Extract the full listing verbatim and drop any pictures from your copy.

Stored items
· · · · · · ·

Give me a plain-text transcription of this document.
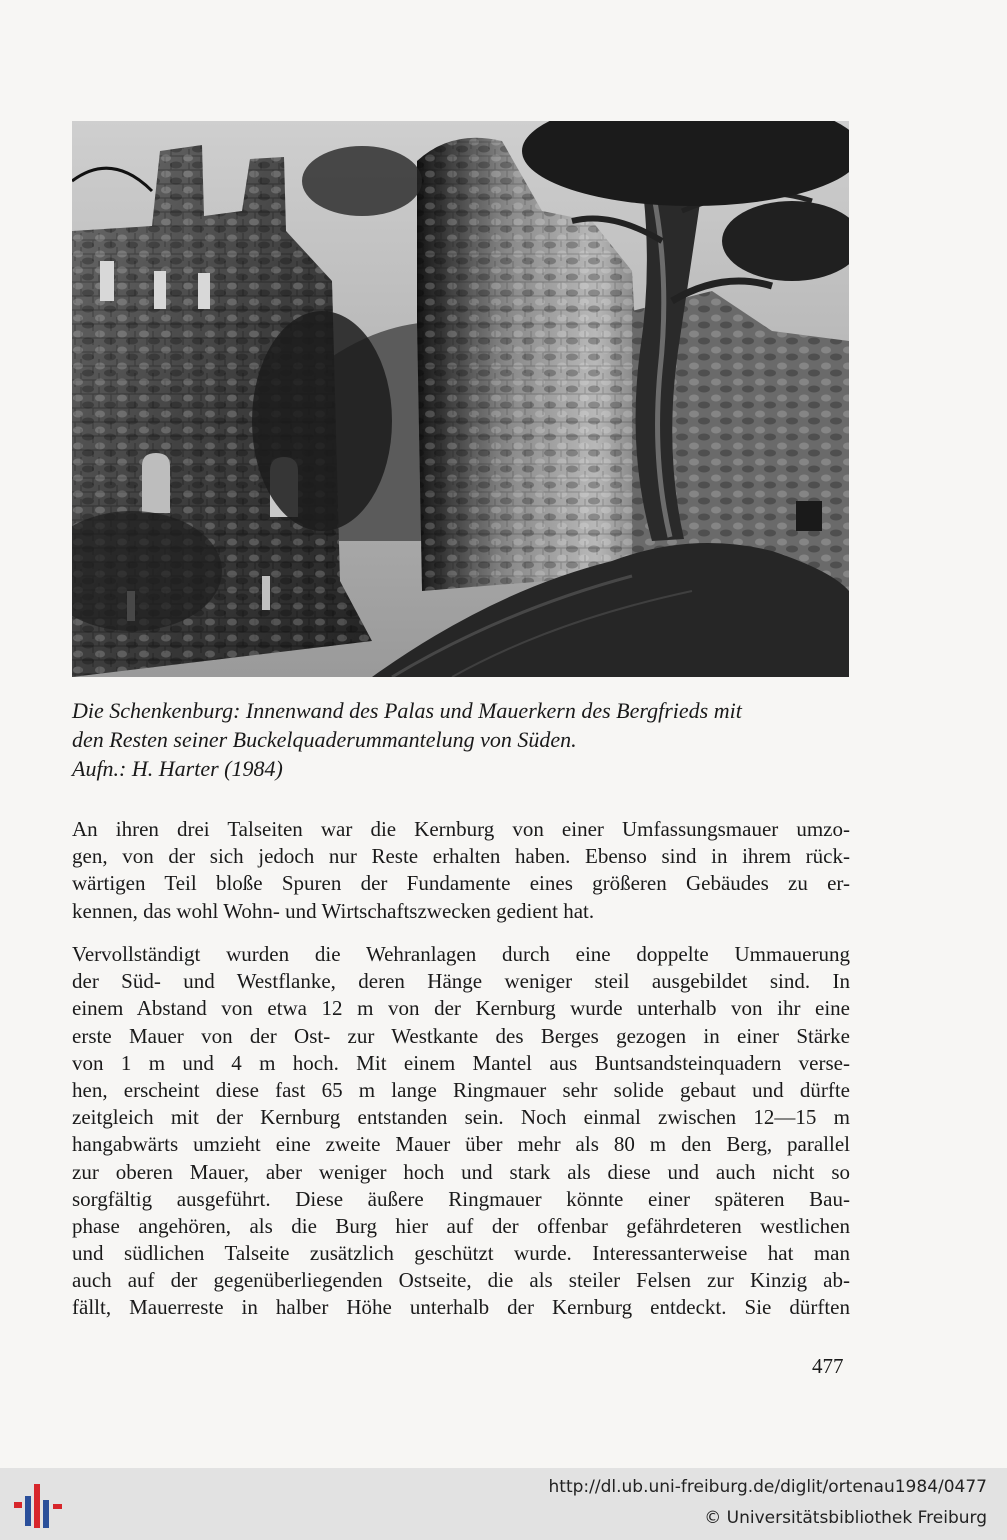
Die Schenkenburg: Innenwand des Palas und Mauerkern des Bergfrieds mit
den Resten seiner Buckelquaderummantelung von Süden.
Aufn.: H. Harter (1984)
An ihren drei Talseiten war die Kernburg von einer Umfassungsmauer umzo-
gen, von der sich jedoch nur Reste erhalten haben. Ebenso sind in ihrem rück-
wärtigen Teil bloße Spuren der Fundamente eines größeren Gebäudes zu er-
kennen, das wohl Wohn- und Wirtschaftszwecken gedient hat.
Vervollständigt wurden die Wehranlagen durch eine doppelte Ummauerung
der Süd- und Westflanke, deren Hänge weniger steil ausgebildet sind. In
einem Abstand von etwa 12 m von der Kernburg wurde unterhalb von ihr eine
erste Mauer von der Ost- zur Westkante des Berges gezogen in einer Stärke
von 1 m und 4 m hoch. Mit einem Mantel aus Buntsandsteinquadern verse-
hen, erscheint diese fast 65 m lange Ringmauer sehr solide gebaut und dürfte
zeitgleich mit der Kernburg entstanden sein. Noch einmal zwischen 12—15 m
hangabwärts umzieht eine zweite Mauer über mehr als 80 m den Berg, parallel
zur oberen Mauer, aber weniger hoch und stark als diese und auch nicht so
sorgfältig ausgeführt. Diese äußere Ringmauer könnte einer späteren Bau-
phase angehören, als die Burg hier auf der offenbar gefährdeteren westlichen
und südlichen Talseite zusätzlich geschützt wurde. Interessanterweise hat man
auch auf der gegenüberliegenden Ostseite, die als steiler Felsen zur Kinzig ab-
fällt, Mauerreste in halber Höhe unterhalb der Kernburg entdeckt. Sie dürften
477
http://dl.ub.uni-freiburg.de/diglit/ortenau1984/0477
© Universitätsbibliothek Freiburg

· · · · · · ·

FINISHED EXERCISE
Give me a plain-text transcription of this document.
Die Schenkenburg: Innenwand des Palas und Mauerkern des Bergfrieds mit
den Resten seiner Buckelquaderummantelung von Süden.
Aufn.: H. Harter (1984)
An ihren drei Talseiten war die Kernburg von einer Umfassungsmauer umzo-
gen, von der sich jedoch nur Reste erhalten haben. Ebenso sind in ihrem rück-
wärtigen Teil bloße Spuren der Fundamente eines größeren Gebäudes zu er-
kennen, das wohl Wohn- und Wirtschaftszwecken gedient hat.
Vervollständigt wurden die Wehranlagen durch eine doppelte Ummauerung
der Süd- und Westflanke, deren Hänge weniger steil ausgebildet sind. In
einem Abstand von etwa 12 m von der Kernburg wurde unterhalb von ihr eine
erste Mauer von der Ost- zur Westkante des Berges gezogen in einer Stärke
von 1 m und 4 m hoch. Mit einem Mantel aus Buntsandsteinquadern verse-
hen, erscheint diese fast 65 m lange Ringmauer sehr solide gebaut und dürfte
zeitgleich mit der Kernburg entstanden sein. Noch einmal zwischen 12—15 m
hangabwärts umzieht eine zweite Mauer über mehr als 80 m den Berg, parallel
zur oberen Mauer, aber weniger hoch und stark als diese und auch nicht so
sorgfältig ausgeführt. Diese äußere Ringmauer könnte einer späteren Bau-
phase angehören, als die Burg hier auf der offenbar gefährdeteren westlichen
und südlichen Talseite zusätzlich geschützt wurde. Interessanterweise hat man
auch auf der gegenüberliegenden Ostseite, die als steiler Felsen zur Kinzig ab-
fällt, Mauerreste in halber Höhe unterhalb der Kernburg entdeckt. Sie dürften
477
http://dl.ub.uni-freiburg.de/diglit/ortenau1984/0477
© Universitätsbibliothek Freiburg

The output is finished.